Stated problem: Report all lines holding "pause".

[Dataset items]
· · · ·

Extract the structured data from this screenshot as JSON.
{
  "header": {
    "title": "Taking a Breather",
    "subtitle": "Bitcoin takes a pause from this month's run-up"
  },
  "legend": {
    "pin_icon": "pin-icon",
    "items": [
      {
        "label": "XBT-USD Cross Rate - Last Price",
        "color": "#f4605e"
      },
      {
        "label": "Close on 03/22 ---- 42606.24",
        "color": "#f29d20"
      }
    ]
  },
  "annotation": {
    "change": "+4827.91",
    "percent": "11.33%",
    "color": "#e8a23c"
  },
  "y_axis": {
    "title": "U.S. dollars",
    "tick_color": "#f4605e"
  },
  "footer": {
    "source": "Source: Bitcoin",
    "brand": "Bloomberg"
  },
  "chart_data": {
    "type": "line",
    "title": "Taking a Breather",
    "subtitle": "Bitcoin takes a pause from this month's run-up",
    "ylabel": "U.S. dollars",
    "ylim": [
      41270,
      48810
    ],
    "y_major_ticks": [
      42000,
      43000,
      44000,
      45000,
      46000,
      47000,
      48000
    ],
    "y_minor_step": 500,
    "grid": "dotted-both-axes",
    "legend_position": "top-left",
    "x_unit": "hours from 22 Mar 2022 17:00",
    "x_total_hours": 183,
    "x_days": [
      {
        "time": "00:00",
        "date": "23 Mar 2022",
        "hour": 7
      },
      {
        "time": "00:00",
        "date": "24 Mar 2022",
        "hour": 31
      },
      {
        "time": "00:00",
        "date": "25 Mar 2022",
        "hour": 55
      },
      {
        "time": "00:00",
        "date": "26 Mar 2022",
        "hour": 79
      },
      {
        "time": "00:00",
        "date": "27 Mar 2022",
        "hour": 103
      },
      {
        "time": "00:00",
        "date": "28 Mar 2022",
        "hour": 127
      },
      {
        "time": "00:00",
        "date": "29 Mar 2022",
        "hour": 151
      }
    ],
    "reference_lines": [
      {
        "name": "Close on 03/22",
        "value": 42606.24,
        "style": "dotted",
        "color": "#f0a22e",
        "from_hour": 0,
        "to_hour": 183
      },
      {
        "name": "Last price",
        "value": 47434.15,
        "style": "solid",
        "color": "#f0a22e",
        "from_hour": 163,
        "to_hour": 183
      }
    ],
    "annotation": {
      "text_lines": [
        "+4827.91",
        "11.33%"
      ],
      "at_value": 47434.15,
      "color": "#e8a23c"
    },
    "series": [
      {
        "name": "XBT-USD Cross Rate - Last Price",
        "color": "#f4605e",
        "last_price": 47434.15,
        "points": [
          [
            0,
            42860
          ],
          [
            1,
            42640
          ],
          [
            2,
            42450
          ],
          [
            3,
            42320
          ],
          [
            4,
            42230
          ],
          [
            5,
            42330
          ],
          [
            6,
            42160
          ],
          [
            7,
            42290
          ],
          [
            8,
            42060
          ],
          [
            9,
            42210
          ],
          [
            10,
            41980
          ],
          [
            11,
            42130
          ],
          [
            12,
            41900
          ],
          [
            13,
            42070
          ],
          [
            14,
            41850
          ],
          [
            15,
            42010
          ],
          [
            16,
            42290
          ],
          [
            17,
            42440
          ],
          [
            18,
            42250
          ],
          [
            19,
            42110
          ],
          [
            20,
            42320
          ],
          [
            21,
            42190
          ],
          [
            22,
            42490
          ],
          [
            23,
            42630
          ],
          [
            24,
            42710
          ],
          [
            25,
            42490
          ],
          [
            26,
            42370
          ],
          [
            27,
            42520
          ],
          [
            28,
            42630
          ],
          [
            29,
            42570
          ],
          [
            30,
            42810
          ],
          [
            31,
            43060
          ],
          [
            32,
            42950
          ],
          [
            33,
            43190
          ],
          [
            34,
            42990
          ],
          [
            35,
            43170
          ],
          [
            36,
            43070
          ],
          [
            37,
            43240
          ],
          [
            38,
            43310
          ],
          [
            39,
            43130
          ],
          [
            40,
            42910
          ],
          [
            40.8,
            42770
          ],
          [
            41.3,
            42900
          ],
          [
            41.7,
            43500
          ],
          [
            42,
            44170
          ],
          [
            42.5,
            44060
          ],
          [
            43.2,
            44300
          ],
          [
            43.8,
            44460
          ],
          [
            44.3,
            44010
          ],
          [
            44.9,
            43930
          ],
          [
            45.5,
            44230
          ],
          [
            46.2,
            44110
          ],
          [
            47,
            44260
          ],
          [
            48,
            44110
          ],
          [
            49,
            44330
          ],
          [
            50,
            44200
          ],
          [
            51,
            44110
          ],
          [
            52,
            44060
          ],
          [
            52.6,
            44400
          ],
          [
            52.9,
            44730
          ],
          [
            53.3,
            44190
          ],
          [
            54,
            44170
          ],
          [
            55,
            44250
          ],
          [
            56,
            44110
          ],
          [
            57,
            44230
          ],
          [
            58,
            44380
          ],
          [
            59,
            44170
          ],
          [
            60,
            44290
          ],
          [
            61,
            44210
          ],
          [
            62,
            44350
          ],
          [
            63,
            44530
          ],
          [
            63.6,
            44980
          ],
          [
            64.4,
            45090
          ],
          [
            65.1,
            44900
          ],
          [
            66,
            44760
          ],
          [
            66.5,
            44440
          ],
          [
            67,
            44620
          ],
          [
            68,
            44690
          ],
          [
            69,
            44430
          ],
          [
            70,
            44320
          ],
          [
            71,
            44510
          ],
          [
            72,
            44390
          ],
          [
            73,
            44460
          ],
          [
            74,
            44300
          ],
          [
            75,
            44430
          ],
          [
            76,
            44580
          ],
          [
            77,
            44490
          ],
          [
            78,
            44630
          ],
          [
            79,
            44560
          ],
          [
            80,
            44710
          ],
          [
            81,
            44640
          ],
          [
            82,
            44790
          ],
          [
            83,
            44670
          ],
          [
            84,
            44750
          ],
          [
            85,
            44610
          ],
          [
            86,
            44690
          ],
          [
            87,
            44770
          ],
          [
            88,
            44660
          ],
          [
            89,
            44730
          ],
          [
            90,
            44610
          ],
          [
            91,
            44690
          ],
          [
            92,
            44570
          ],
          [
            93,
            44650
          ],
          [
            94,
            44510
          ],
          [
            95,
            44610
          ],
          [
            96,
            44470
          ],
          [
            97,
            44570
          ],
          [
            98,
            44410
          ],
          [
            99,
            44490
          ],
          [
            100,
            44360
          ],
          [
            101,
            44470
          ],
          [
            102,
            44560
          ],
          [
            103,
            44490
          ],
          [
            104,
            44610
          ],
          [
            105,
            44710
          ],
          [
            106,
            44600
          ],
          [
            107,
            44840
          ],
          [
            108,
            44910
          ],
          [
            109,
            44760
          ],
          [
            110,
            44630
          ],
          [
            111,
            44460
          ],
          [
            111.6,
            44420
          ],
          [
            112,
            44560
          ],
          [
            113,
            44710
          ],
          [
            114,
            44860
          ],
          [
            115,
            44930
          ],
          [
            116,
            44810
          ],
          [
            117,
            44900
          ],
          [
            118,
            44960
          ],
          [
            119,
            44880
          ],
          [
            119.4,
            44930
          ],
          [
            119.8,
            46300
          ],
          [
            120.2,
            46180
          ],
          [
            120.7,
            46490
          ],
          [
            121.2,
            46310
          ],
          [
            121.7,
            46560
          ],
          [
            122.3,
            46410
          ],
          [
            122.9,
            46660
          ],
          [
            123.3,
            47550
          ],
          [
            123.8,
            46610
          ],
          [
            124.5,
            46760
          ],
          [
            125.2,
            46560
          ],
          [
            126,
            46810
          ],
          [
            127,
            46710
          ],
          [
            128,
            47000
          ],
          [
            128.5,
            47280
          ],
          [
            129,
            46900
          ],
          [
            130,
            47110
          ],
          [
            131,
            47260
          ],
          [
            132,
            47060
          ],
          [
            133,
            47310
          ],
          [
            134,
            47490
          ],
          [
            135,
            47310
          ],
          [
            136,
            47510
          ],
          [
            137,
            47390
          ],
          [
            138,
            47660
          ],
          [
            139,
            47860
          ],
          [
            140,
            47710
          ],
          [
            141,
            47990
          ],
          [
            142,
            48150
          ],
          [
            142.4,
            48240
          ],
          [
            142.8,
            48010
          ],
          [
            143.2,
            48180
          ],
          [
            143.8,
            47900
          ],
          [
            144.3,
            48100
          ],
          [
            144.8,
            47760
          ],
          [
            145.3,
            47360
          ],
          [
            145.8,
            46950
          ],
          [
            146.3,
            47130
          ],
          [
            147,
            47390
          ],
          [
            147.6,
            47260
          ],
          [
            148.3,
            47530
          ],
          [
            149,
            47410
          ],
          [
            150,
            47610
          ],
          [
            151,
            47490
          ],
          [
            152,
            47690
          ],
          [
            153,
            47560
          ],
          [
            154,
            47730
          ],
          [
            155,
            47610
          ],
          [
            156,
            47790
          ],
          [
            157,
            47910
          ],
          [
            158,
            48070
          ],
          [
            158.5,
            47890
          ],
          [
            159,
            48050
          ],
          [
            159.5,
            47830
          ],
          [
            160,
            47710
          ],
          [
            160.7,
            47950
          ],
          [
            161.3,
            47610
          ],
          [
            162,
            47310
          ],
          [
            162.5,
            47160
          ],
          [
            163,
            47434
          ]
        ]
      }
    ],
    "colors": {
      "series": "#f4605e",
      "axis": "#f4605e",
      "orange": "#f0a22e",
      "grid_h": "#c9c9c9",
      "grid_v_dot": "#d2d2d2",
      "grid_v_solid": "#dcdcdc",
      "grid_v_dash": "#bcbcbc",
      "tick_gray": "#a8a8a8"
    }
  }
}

· · · ·

Output for this task:
    "subtitle": "Bitcoin takes a pause from this month's run-up"
    "subtitle": "Bitcoin takes a pause from this month's run-up",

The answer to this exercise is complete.